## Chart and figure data

--

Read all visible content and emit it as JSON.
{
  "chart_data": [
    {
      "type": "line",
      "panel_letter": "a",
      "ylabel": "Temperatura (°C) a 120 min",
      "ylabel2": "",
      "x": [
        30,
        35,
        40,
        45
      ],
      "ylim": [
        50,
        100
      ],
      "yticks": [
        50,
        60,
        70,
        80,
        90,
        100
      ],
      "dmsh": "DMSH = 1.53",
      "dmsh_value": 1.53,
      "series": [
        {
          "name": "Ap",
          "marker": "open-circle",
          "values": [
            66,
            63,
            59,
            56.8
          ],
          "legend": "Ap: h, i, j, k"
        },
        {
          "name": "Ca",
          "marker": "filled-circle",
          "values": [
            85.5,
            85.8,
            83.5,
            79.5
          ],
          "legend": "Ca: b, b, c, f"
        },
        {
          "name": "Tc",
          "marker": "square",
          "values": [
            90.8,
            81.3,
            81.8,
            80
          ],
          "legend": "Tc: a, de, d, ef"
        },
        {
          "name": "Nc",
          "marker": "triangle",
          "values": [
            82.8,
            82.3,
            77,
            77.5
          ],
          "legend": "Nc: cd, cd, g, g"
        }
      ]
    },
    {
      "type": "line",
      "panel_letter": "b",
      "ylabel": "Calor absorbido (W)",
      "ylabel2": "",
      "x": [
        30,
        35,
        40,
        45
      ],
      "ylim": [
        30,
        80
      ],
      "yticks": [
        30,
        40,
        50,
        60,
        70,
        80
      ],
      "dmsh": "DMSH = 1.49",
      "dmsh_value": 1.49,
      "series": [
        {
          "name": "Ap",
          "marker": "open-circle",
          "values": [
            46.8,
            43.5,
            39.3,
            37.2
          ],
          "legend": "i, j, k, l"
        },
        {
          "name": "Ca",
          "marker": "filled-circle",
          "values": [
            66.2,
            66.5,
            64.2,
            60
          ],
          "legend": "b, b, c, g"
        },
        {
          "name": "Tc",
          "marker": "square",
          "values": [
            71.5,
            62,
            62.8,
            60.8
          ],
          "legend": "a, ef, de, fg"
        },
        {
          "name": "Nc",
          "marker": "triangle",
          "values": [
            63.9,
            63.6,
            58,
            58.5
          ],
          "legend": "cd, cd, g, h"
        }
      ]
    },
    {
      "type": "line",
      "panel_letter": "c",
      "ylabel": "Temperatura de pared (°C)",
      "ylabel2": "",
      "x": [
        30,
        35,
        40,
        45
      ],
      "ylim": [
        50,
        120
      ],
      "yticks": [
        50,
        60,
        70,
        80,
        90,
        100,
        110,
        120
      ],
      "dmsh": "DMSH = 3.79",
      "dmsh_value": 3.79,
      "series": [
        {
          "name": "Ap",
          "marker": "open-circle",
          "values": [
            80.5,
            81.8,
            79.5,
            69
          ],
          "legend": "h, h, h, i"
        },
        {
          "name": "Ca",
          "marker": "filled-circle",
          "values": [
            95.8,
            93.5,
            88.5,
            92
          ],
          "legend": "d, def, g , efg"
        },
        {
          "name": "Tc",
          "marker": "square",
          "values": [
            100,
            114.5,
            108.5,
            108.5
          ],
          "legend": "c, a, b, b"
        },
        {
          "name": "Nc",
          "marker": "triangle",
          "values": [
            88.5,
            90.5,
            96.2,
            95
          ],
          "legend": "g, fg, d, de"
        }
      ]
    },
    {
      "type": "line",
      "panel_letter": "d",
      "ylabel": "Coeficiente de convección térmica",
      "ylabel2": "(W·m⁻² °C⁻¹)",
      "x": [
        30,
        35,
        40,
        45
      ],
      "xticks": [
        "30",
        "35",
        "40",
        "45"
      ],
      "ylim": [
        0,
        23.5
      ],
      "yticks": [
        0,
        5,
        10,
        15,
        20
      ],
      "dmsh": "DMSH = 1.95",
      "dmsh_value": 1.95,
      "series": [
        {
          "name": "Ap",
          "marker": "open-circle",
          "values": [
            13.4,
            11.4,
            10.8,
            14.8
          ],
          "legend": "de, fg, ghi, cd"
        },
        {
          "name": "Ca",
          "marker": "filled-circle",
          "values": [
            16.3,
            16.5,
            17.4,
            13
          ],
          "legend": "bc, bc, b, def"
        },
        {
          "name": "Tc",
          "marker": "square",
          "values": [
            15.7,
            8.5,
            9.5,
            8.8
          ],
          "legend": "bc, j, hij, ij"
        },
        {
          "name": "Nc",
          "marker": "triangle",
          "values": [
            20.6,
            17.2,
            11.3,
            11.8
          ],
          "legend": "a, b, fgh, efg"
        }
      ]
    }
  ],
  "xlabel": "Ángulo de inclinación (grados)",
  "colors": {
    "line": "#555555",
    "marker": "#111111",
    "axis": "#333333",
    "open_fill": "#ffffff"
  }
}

--

## Stated problem
Copy all of the data. Keep every word exactly as it is.

## Correct result
Read all visible content and emit it as JSON.
{
  "chart_data": [
    {
      "type": "line",
      "panel_letter": "a",
      "ylabel": "Temperatura (°C) a 120 min",
      "ylabel2": "",
      "x": [
        30,
        35,
        40,
        45
      ],
      "ylim": [
        50,
        100
      ],
      "yticks": [
        50,
        60,
        70,
        80,
        90,
        100
      ],
      "dmsh": "DMSH = 1.53",
      "dmsh_value": 1.53,
      "series": [
        {
          "name": "Ap",
          "marker": "open-circle",
          "values": [
            66,
            63,
            59,
            56.8
          ],
          "legend": "Ap: h, i, j, k"
        },
        {
          "name": "Ca",
          "marker": "filled-circle",
          "values": [
            85.5,
            85.8,
            83.5,
            79.5
          ],
          "legend": "Ca: b, b, c, f"
        },
        {
          "name": "Tc",
          "marker": "square",
          "values": [
            90.8,
            81.3,
            81.8,
            80
          ],
          "legend": "Tc: a, de, d, ef"
        },
        {
          "name": "Nc",
          "marker": "triangle",
          "values": [
            82.8,
            82.3,
            77,
            77.5
          ],
          "legend": "Nc: cd, cd, g, g"
        }
      ]
    },
    {
      "type": "line",
      "panel_letter": "b",
      "ylabel": "Calor absorbido (W)",
      "ylabel2": "",
      "x": [
        30,
        35,
        40,
        45
      ],
      "ylim": [
        30,
        80
      ],
      "yticks": [
        30,
        40,
        50,
        60,
        70,
        80
      ],
      "dmsh": "DMSH = 1.49",
      "dmsh_value": 1.49,
      "series": [
        {
          "name": "Ap",
          "marker": "open-circle",
          "values": [
            46.8,
            43.5,
            39.3,
            37.2
          ],
          "legend": "i, j, k, l"
        },
        {
          "name": "Ca",
          "marker": "filled-circle",
          "values": [
            66.2,
            66.5,
            64.2,
            60
          ],
          "legend": "b, b, c, g"
        },
        {
          "name": "Tc",
          "marker": "square",
          "values": [
            71.5,
            62,
            62.8,
            60.8
          ],
          "legend": "a, ef, de, fg"
        },
        {
          "name": "Nc",
          "marker": "triangle",
          "values": [
            63.9,
            63.6,
            58,
            58.5
          ],
          "legend": "cd, cd, g, h"
        }
      ]
    },
    {
      "type": "line",
      "panel_letter": "c",
      "ylabel": "Temperatura de pared (°C)",
      "ylabel2": "",
      "x": [
        30,
        35,
        40,
        45
      ],
      "ylim": [
        50,
        120
      ],
      "yticks": [
        50,
        60,
        70,
        80,
        90,
        100,
        110,
        120
      ],
      "dmsh": "DMSH = 3.79",
      "dmsh_value": 3.79,
      "series": [
        {
          "name": "Ap",
          "marker": "open-circle",
          "values": [
            80.5,
            81.8,
            79.5,
            69
          ],
          "legend": "h, h, h, i"
        },
        {
          "name": "Ca",
          "marker": "filled-circle",
          "values": [
            95.8,
            93.5,
            88.5,
            92
          ],
          "legend": "d, def, g , efg"
        },
        {
          "name": "Tc",
          "marker": "square",
          "values": [
            100,
            114.5,
            108.5,
            108.5
          ],
          "legend": "c, a, b, b"
        },
        {
          "name": "Nc",
          "marker": "triangle",
          "values": [
            88.5,
            90.5,
            96.2,
            95
          ],
          "legend": "g, fg, d, de"
        }
      ]
    },
    {
      "type": "line",
      "panel_letter": "d",
      "ylabel": "Coeficiente de convección térmica",
      "ylabel2": "(W·m⁻² °C⁻¹)",
      "x": [
        30,
        35,
        40,
        45
      ],
      "xticks": [
        "30",
        "35",
        "40",
        "45"
      ],
      "ylim": [
        0,
        23.5
      ],
      "yticks": [
        0,
        5,
        10,
        15,
        20
      ],
      "dmsh": "DMSH = 1.95",
      "dmsh_value": 1.95,
      "series": [
        {
          "name": "Ap",
          "marker": "open-circle",
          "values": [
            13.4,
            11.4,
            10.8,
            14.8
          ],
          "legend": "de, fg, ghi, cd"
        },
        {
          "name": "Ca",
          "marker": "filled-circle",
          "values": [
            16.3,
            16.5,
            17.4,
            13
          ],
          "legend": "bc, bc, b, def"
        },
        {
          "name": "Tc",
          "marker": "square",
          "values": [
            15.7,
            8.5,
            9.5,
            8.8
          ],
          "legend": "bc, j, hij, ij"
        },
        {
          "name": "Nc",
          "marker": "triangle",
          "values": [
            20.6,
            17.2,
            11.3,
            11.8
          ],
          "legend": "a, b, fgh, efg"
        }
      ]
    }
  ],
  "xlabel": "Ángulo de inclinación (grados)",
  "colors": {
    "line": "#555555",
    "marker": "#111111",
    "axis": "#333333",
    "open_fill": "#ffffff"
  }
}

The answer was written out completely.